Task objective »
Exact copy without images: repeat every entry as written.
BEGIN Records to use
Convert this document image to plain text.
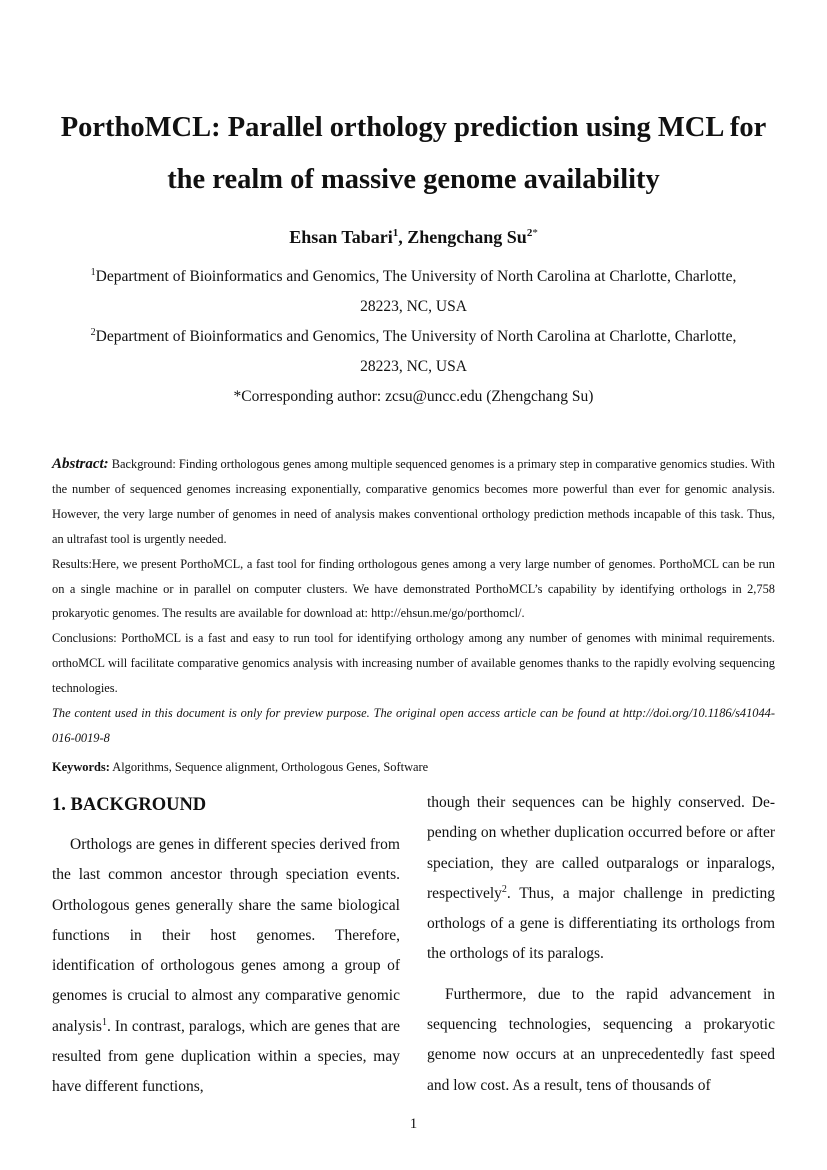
PorthoMCL: Parallel orthology prediction using MCL for
the realm of massive genome availability
Ehsan Tabari$^1$, Zhengchang $Su^{2*}$
$^1$Department of Bioinformatics and Genomics, The University of North Carolina at Charlotte, Charlotte,
28223, NC, USA
$^2$Department of Bioinformatics and Genomics, The University of North Carolina at Charlotte, Charlotte,
28223, NC, USA
*Corresponding author: zcsu@uncc.edu (Zhengchang Su)

Abstract: Background: Finding orthologous genes among multiple sequenced genomes is a primary step in comparative genomics studies. With the number of sequenced genomes increasing exponentially, comparative genomics becomes more powerful than ever for genomic analysis. However, the very large number of genomes in need of analysis makes conventional orthology prediction methods incapable of this task. Thus, an ultrafast tool is urgently needed.

Results:Here, we present PorthoMCL, a fast tool for finding orthologous genes among a very large number of genomes. PorthoMCL can be run on a single machine or in parallel on computer clusters. We have demonstrated PorthoMCL’s capability by identifying orthologs in 2,758 prokaryotic genomes. The results are available for download at: http://ehsun.me/go/porthomcl/.

Conclusions: PorthoMCL is a fast and easy to run tool for identifying orthology among any number of genomes with minimal requirements. orthoMCL will facilitate comparative genomics analysis with increasing number of available genomes thanks to the rapidly evolving sequencing technologies.

The content used in this document is only for preview purpose. The original open access article can be found at http://doi.org/10.1186/s41044-016-0019-8

Keywords: Algorithms, Sequence alignment, Orthologous Genes, Software

1. BACKGROUND

Orthologs are genes in different species derived from the last common ancestor through speciation events. Orthologous genes generally share the same biological functions in their host genomes. Therefore, identification of orthologous genes among a group of genomes is crucial to almost any comparative genomic analysis$^1$. In contrast, paralogs, which are genes that are resulted from gene duplication within a species, may have different functions,

though their sequences can be highly conserved. Depending on whether duplication occurred before or after speciation, they are called outparalogs or inparalogs, respectively$^2$. Thus, a major challenge in predicting orthologs of a gene is differentiating its orthologs from the orthologs of its paralogs.

Furthermore, due to the rapid advancement in sequencing technologies, sequencing a prokaryotic genome now occurs at an unprecedentedly fast speed and low cost. As a result, tens of thousands of

1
END Records to use
Answer section »
Convert this document image to plain text.
PorthoMCL: Parallel orthology prediction using MCL for
the realm of massive genome availability
Ehsan Tabari$^1$, Zhengchang $Su^{2*}$
$^1$Department of Bioinformatics and Genomics, The University of North Carolina at Charlotte, Charlotte,
28223, NC, USA
$^2$Department of Bioinformatics and Genomics, The University of North Carolina at Charlotte, Charlotte,
28223, NC, USA
*Corresponding author: zcsu@uncc.edu (Zhengchang Su)

Abstract: Background: Finding orthologous genes among multiple sequenced genomes is a primary step in comparative genomics studies. With the number of sequenced genomes increasing exponentially, comparative genomics becomes more powerful than ever for genomic analysis. However, the very large number of genomes in need of analysis makes conventional orthology prediction methods incapable of this task. Thus, an ultrafast tool is urgently needed.

Results:Here, we present PorthoMCL, a fast tool for finding orthologous genes among a very large number of genomes. PorthoMCL can be run on a single machine or in parallel on computer clusters. We have demonstrated PorthoMCL’s capability by identifying orthologs in 2,758 prokaryotic genomes. The results are available for download at: http://ehsun.me/go/porthomcl/.

Conclusions: PorthoMCL is a fast and easy to run tool for identifying orthology among any number of genomes with minimal requirements. orthoMCL will facilitate comparative genomics analysis with increasing number of available genomes thanks to the rapidly evolving sequencing technologies.

The content used in this document is only for preview purpose. The original open access article can be found at http://doi.org/10.1186/s41044-016-0019-8

Keywords: Algorithms, Sequence alignment, Orthologous Genes, Software

1. BACKGROUND

Orthologs are genes in different species derived from the last common ancestor through speciation events. Orthologous genes generally share the same biological functions in their host genomes. Therefore, identification of orthologous genes among a group of genomes is crucial to almost any comparative genomic analysis$^1$. In contrast, paralogs, which are genes that are resulted from gene duplication within a species, may have different functions,

though their sequences can be highly conserved. Depending on whether duplication occurred before or after speciation, they are called outparalogs or inparalogs, respectively$^2$. Thus, a major challenge in predicting orthologs of a gene is differentiating its orthologs from the orthologs of its paralogs.

Furthermore, due to the rapid advancement in sequencing technologies, sequencing a prokaryotic genome now occurs at an unprecedentedly fast speed and low cost. As a result, tens of thousands of

1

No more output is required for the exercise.